> **AVAILABLE RECORDS**:
--

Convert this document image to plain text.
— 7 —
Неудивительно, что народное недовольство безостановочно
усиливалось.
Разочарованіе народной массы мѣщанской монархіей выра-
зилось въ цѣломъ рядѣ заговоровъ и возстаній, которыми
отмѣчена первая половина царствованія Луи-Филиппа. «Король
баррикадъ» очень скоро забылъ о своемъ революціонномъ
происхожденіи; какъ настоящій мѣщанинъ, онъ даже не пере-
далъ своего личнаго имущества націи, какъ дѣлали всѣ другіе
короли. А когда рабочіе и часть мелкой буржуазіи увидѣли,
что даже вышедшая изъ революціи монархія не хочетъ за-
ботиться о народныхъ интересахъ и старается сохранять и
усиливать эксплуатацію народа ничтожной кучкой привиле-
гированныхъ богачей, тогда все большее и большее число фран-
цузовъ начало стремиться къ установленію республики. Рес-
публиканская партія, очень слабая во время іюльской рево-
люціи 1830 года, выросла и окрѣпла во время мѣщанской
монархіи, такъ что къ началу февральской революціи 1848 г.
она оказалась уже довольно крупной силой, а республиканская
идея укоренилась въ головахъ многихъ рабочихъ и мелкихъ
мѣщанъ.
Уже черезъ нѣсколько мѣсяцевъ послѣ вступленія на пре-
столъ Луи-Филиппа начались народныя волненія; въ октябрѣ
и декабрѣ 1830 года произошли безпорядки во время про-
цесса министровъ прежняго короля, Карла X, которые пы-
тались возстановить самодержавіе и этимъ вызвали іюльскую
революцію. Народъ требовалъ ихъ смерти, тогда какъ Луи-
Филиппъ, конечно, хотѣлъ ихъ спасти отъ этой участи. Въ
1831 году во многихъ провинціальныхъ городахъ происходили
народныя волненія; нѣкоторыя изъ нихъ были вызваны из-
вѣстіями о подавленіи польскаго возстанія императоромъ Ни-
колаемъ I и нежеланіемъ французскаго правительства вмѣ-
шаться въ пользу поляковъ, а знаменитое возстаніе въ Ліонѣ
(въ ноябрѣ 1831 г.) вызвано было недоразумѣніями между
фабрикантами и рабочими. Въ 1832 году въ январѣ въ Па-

--

> **REQUEST**: From the entries, copy out each line containing the word "очень".

> **WRITTEN SOLUTION**:
баррикадъ» очень скоро забылъ о своемъ революціонномъ
публиканская партія, очень слабая во время іюльской рево-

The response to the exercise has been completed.